LISTING:
┄┄┄┄┄┄┄┄┄┄

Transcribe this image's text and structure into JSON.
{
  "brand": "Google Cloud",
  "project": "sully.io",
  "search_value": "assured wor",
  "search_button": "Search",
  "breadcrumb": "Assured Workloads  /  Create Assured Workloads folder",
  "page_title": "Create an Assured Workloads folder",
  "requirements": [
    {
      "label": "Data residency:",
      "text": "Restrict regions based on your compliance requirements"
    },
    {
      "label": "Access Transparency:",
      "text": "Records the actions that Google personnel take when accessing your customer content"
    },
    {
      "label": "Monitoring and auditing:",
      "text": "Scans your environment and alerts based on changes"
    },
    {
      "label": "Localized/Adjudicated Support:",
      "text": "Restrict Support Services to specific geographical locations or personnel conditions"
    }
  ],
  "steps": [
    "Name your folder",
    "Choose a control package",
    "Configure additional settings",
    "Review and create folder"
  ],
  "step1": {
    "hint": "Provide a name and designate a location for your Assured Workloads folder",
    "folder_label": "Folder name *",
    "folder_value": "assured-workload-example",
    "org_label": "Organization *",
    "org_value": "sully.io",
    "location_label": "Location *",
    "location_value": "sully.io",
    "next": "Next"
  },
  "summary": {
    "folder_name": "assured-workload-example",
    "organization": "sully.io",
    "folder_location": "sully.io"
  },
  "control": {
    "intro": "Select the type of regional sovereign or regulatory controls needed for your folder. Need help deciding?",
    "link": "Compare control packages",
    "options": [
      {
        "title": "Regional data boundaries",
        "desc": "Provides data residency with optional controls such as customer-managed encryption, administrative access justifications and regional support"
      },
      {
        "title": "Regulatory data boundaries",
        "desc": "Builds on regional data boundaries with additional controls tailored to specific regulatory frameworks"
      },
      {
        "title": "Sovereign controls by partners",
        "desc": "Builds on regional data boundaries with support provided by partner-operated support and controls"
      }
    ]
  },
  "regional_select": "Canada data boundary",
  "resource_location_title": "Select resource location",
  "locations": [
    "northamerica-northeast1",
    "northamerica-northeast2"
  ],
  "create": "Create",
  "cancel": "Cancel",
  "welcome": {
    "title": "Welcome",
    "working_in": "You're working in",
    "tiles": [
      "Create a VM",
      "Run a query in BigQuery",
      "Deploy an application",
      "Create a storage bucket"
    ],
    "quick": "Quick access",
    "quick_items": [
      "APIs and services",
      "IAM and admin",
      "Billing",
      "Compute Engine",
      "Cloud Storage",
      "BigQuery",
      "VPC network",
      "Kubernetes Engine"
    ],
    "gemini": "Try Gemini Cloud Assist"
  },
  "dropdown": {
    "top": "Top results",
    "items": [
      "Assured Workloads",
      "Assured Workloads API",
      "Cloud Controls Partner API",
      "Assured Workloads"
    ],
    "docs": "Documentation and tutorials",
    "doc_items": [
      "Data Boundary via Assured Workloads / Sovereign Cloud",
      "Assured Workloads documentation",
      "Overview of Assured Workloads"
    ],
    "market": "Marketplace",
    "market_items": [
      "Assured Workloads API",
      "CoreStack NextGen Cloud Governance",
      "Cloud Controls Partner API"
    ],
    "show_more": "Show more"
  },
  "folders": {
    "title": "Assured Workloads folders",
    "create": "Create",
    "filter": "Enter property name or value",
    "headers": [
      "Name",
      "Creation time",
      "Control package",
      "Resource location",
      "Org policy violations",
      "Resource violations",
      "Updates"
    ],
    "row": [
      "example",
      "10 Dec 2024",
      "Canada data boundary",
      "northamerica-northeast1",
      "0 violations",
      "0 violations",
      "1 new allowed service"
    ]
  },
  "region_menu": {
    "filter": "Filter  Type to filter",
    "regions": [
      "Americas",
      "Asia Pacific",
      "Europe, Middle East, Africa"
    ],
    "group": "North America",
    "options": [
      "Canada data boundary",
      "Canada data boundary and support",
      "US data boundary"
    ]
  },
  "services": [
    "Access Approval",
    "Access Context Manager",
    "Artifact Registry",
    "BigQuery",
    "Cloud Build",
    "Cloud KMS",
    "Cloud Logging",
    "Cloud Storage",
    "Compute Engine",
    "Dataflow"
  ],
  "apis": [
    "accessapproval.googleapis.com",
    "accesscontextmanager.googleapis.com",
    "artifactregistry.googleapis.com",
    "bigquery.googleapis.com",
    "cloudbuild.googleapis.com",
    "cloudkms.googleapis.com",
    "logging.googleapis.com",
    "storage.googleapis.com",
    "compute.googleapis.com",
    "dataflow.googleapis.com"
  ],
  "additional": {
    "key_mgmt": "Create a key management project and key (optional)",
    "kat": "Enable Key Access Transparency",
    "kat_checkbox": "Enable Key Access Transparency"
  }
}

┄┄┄┄┄┄┄┄┄┄

GOAL: List every line in the records above that contains the word "googleapis".

SOLUTION TO THE PROBLEM:
    "accessapproval.googleapis.com",
    "accesscontextmanager.googleapis.com",
    "artifactregistry.googleapis.com",
    "bigquery.googleapis.com",
    "cloudbuild.googleapis.com",
    "cloudkms.googleapis.com",
    "logging.googleapis.com",
    "storage.googleapis.com",
    "compute.googleapis.com",
    "dataflow.googleapis.com"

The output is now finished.